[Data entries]
○ ○ ○ ○ ○
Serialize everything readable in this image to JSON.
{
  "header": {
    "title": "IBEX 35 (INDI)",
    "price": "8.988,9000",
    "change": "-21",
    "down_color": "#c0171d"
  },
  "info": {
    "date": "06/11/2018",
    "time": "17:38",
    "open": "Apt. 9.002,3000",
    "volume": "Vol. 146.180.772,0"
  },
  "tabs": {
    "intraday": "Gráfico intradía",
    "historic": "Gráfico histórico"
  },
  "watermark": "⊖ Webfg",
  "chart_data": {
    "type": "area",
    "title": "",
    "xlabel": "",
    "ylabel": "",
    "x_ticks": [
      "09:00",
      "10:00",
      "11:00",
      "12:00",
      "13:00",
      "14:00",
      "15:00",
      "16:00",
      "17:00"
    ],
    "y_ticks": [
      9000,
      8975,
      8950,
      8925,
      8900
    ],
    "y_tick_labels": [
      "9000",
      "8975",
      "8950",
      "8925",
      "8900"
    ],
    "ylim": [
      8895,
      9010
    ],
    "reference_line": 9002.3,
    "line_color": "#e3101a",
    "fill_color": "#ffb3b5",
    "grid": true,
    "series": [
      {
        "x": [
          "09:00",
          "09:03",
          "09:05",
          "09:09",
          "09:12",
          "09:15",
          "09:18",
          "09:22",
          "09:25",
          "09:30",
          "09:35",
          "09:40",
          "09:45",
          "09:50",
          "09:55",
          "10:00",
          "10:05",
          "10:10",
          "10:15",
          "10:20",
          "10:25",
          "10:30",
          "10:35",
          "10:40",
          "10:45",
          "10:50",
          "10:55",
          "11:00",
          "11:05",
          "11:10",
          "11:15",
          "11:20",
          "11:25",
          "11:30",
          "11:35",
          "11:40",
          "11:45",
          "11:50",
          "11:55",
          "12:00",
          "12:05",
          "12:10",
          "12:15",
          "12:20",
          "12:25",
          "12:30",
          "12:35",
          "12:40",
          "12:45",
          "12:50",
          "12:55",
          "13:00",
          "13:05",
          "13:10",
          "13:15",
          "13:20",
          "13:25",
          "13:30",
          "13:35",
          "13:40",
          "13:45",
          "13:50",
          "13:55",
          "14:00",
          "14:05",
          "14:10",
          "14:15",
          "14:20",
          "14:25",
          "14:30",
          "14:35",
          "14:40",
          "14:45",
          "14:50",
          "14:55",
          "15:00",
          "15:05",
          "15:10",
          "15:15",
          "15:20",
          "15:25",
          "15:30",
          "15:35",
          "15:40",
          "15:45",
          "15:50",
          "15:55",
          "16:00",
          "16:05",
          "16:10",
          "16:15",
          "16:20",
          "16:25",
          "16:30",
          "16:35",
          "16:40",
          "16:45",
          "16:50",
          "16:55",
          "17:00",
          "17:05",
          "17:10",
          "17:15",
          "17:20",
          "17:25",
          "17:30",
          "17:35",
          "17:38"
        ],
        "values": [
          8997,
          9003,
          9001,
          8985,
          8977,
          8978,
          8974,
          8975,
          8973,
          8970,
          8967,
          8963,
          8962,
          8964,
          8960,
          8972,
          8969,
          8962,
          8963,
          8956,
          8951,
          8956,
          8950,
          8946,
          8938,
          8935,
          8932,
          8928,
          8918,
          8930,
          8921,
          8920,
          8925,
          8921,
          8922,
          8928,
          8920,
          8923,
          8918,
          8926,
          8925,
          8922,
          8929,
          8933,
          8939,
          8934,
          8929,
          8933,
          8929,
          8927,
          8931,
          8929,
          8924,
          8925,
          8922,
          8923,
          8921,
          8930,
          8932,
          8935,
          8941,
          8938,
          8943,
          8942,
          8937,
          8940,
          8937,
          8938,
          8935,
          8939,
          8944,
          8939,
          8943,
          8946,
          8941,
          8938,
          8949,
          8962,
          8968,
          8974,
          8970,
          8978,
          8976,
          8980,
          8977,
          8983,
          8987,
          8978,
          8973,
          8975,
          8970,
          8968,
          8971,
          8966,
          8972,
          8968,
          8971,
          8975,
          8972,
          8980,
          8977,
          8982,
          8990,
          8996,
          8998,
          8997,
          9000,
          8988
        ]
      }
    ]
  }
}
○ ○ ○ ○ ○
* **What is asked**
From the data above, copy each line that holds "Gráfico".

* **Solution to this problem**
    "intraday": "Gráfico intradía",
    "historic": "Gráfico histórico"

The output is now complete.